— BEGIN Information shown —
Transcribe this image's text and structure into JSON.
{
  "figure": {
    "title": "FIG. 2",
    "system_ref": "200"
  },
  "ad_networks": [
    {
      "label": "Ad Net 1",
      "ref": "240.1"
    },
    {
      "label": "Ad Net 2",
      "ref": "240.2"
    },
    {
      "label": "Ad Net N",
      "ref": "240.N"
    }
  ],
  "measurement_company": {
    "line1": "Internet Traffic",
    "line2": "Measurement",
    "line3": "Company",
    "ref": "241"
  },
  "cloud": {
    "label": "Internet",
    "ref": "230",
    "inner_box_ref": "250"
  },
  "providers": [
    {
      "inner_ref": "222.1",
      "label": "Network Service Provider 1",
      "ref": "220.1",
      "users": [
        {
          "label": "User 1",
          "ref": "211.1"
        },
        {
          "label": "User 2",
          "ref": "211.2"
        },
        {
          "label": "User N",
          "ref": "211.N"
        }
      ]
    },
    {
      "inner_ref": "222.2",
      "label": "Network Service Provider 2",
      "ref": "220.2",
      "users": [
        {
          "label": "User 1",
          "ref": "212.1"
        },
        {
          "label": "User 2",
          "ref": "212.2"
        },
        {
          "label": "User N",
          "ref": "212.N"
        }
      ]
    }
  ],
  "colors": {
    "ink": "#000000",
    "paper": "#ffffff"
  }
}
— END Information shown —
Problem requirements: Reproduce the entries above exactly.

Task solution:
Transcribe this image's text and structure into JSON.
{
  "figure": {
    "title": "FIG. 2",
    "system_ref": "200"
  },
  "ad_networks": [
    {
      "label": "Ad Net 1",
      "ref": "240.1"
    },
    {
      "label": "Ad Net 2",
      "ref": "240.2"
    },
    {
      "label": "Ad Net N",
      "ref": "240.N"
    }
  ],
  "measurement_company": {
    "line1": "Internet Traffic",
    "line2": "Measurement",
    "line3": "Company",
    "ref": "241"
  },
  "cloud": {
    "label": "Internet",
    "ref": "230",
    "inner_box_ref": "250"
  },
  "providers": [
    {
      "inner_ref": "222.1",
      "label": "Network Service Provider 1",
      "ref": "220.1",
      "users": [
        {
          "label": "User 1",
          "ref": "211.1"
        },
        {
          "label": "User 2",
          "ref": "211.2"
        },
        {
          "label": "User N",
          "ref": "211.N"
        }
      ]
    },
    {
      "inner_ref": "222.2",
      "label": "Network Service Provider 2",
      "ref": "220.2",
      "users": [
        {
          "label": "User 1",
          "ref": "212.1"
        },
        {
          "label": "User 2",
          "ref": "212.2"
        },
        {
          "label": "User N",
          "ref": "212.N"
        }
      ]
    }
  ],
  "colors": {
    "ink": "#000000",
    "paper": "#ffffff"
  }
}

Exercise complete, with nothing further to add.